- Task details -
Reproduce every entry below precisely; do not include the pictures.

Dataset records
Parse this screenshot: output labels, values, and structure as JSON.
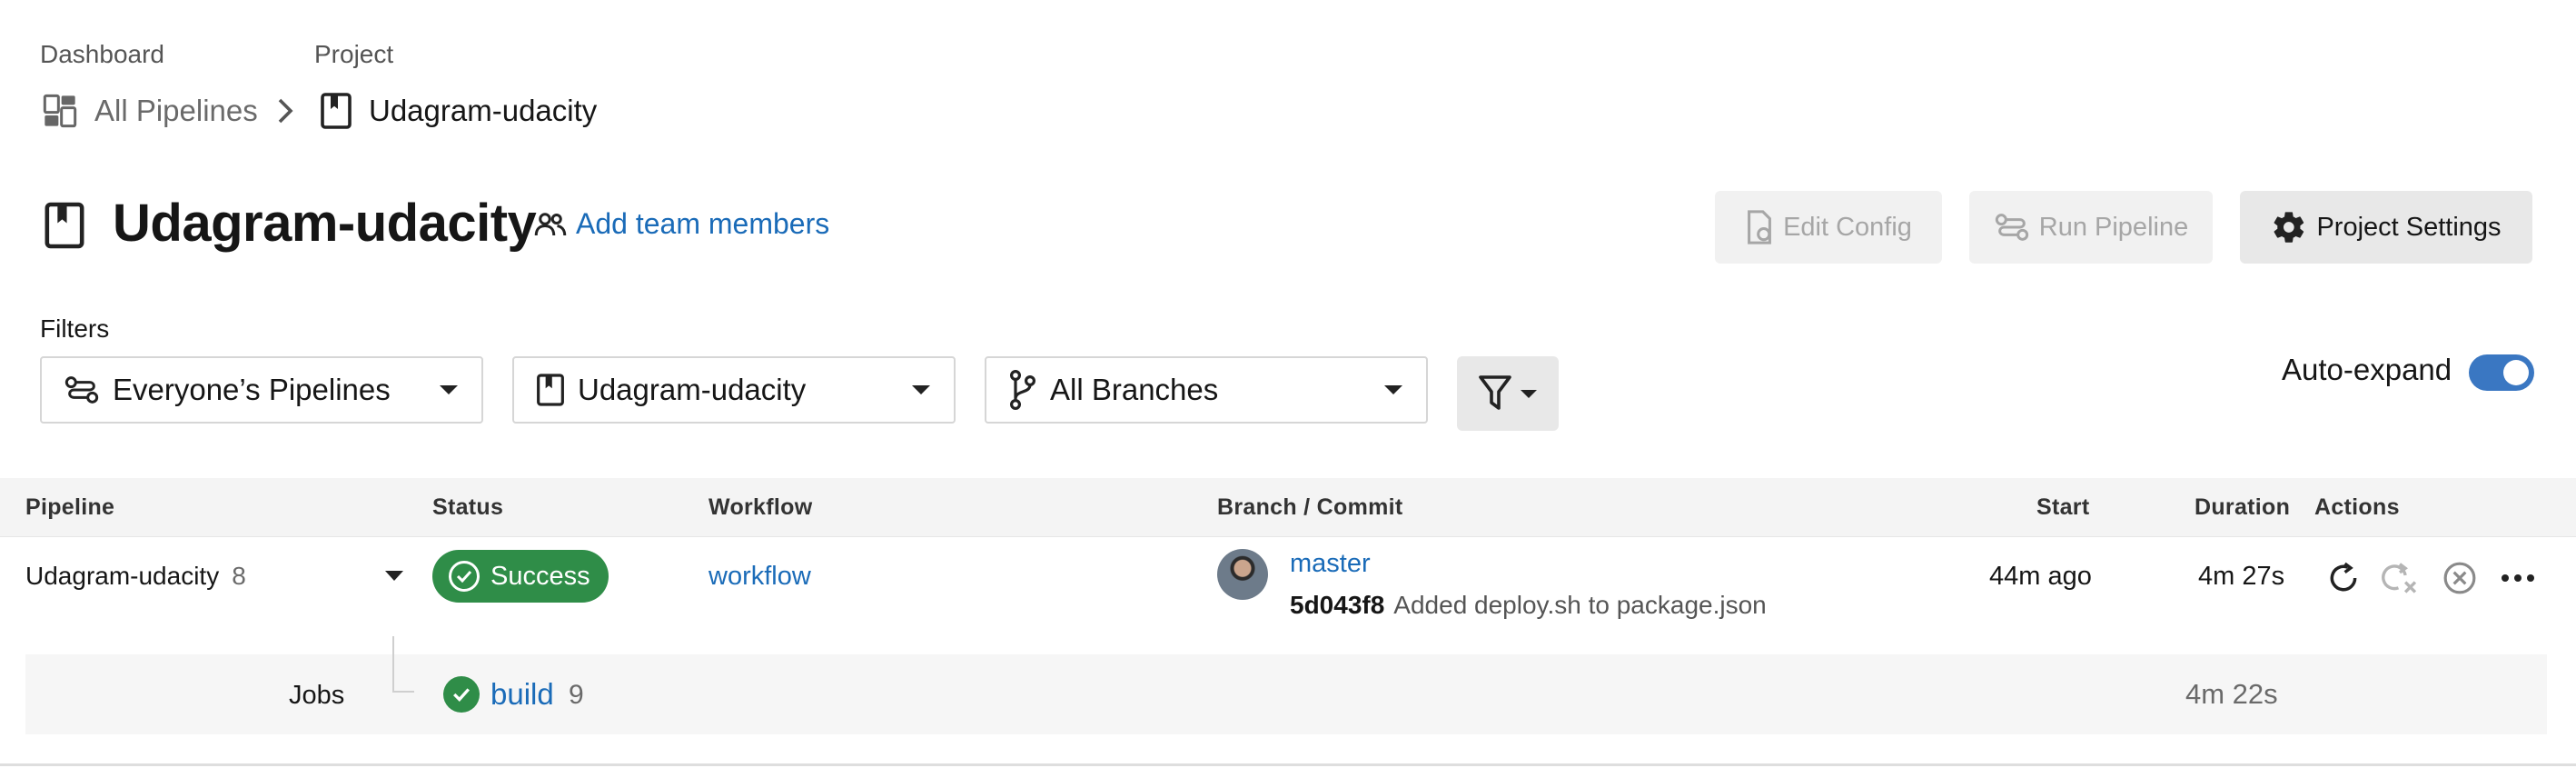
{
  "breadcrumb": {
    "dashboard_label": "Dashboard",
    "dashboard_item": "All Pipelines",
    "project_label": "Project",
    "project_item": "Udagram-udacity"
  },
  "header": {
    "title": "Udagram-udacity",
    "add_team": "Add team members",
    "edit_config": "Edit Config",
    "run_pipeline": "Run Pipeline",
    "project_settings": "Project Settings"
  },
  "filters": {
    "label": "Filters",
    "pipelines": "Everyone’s Pipelines",
    "project": "Udagram-udacity",
    "branches": "All Branches",
    "auto_expand": "Auto-expand",
    "auto_expand_on": true
  },
  "table": {
    "headers": [
      "Pipeline",
      "Status",
      "Workflow",
      "Branch / Commit",
      "Start",
      "Duration",
      "Actions"
    ],
    "row": {
      "pipeline": "Udagram-udacity",
      "number": "8",
      "status": "Success",
      "workflow": "workflow",
      "branch": "master",
      "sha": "5d043f8",
      "message": "Added deploy.sh to package.json",
      "start": "44m ago",
      "duration": "4m 27s"
    },
    "jobs": {
      "label": "Jobs",
      "name": "build",
      "number": "9",
      "duration": "4m 22s"
    }
  },
  "colors": {
    "success": "#2f8d48",
    "link": "#1a6bb8",
    "toggle": "#3a77c2"
  }
}
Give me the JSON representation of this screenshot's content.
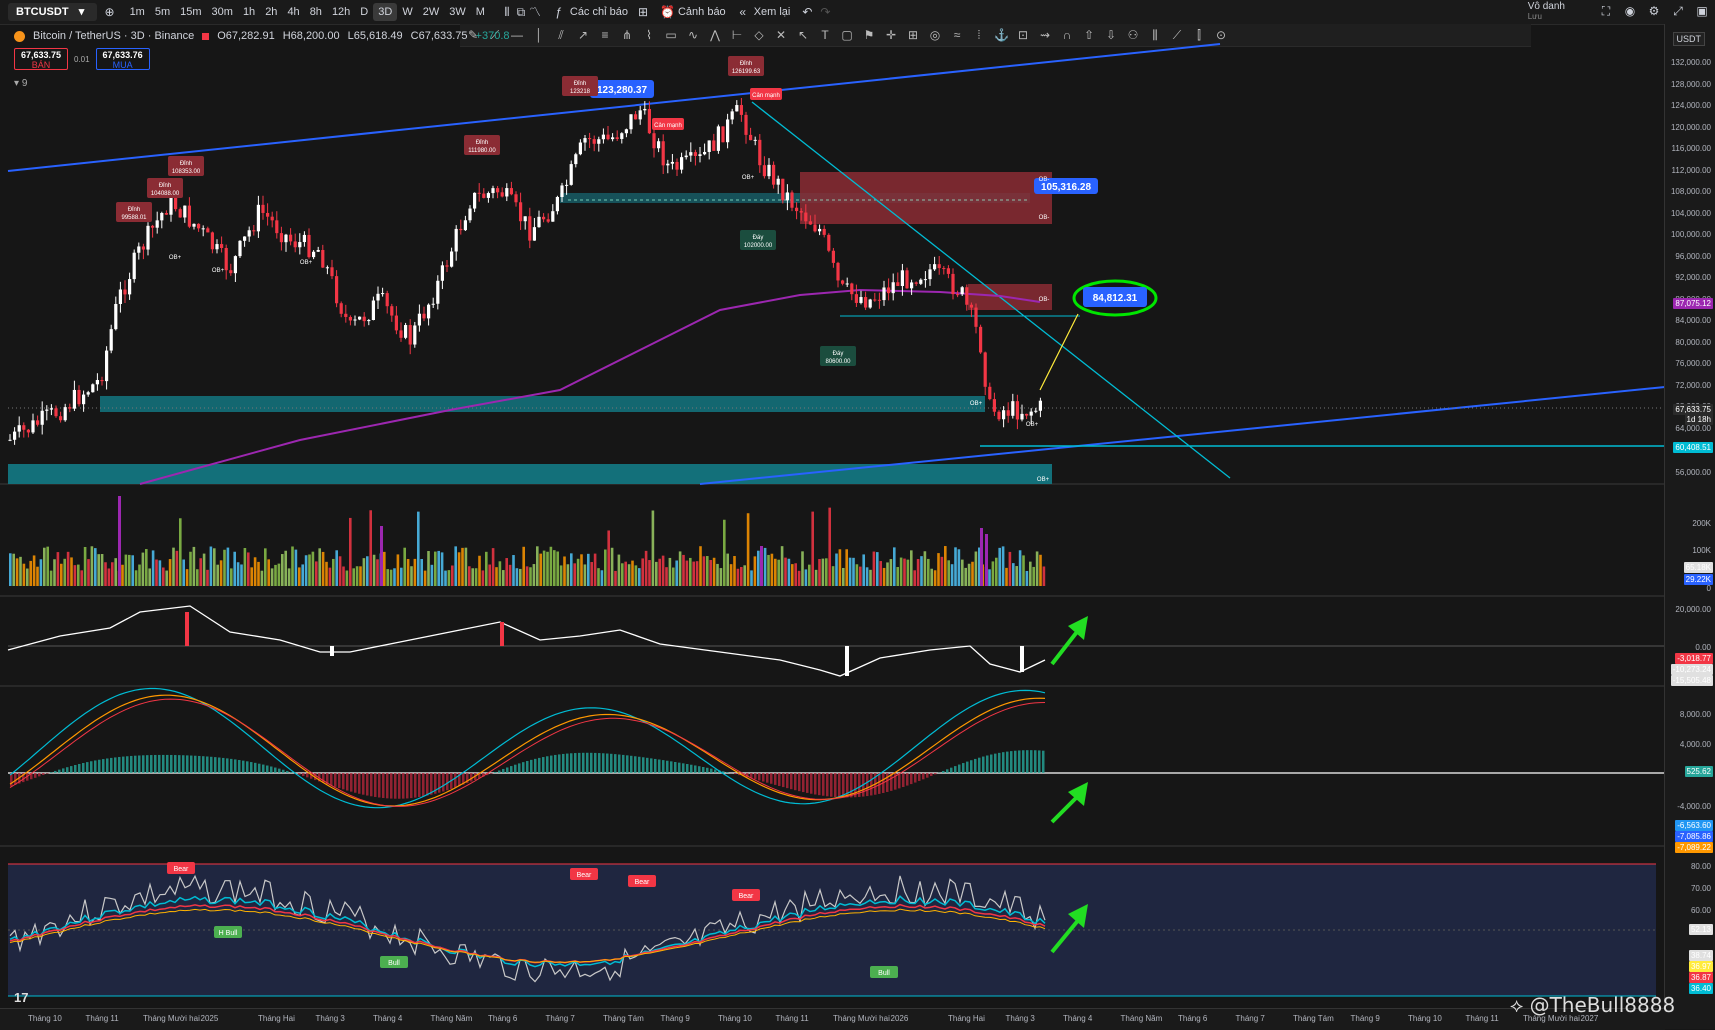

- Written solution -
Parse this screenshot: output labels, values, and structure as JSON.
{
  "breadcrumb": {
    "dashboard_label": "Dashboard",
    "dashboard_item": "All Pipelines",
    "project_label": "Project",
    "project_item": "Udagram-udacity"
  },
  "header": {
    "title": "Udagram-udacity",
    "add_team": "Add team members",
    "edit_config": "Edit Config",
    "run_pipeline": "Run Pipeline",
    "project_settings": "Project Settings"
  },
  "filters": {
    "label": "Filters",
    "pipelines": "Everyone’s Pipelines",
    "project": "Udagram-udacity",
    "branches": "All Branches",
    "auto_expand": "Auto-expand",
    "auto_expand_on": true
  },
  "table": {
    "headers": [
      "Pipeline",
      "Status",
      "Workflow",
      "Branch / Commit",
      "Start",
      "Duration",
      "Actions"
    ],
    "row": {
      "pipeline": "Udagram-udacity",
      "number": "8",
      "status": "Success",
      "workflow": "workflow",
      "branch": "master",
      "sha": "5d043f8",
      "message": "Added deploy.sh to package.json",
      "start": "44m ago",
      "duration": "4m 27s"
    },
    "jobs": {
      "label": "Jobs",
      "name": "build",
      "number": "9",
      "duration": "4m 22s"
    }
  },
  "colors": {
    "success": "#2f8d48",
    "link": "#1a6bb8",
    "toggle": "#3a77c2"
  }
}
Give me the JSON representation of this screenshot's content.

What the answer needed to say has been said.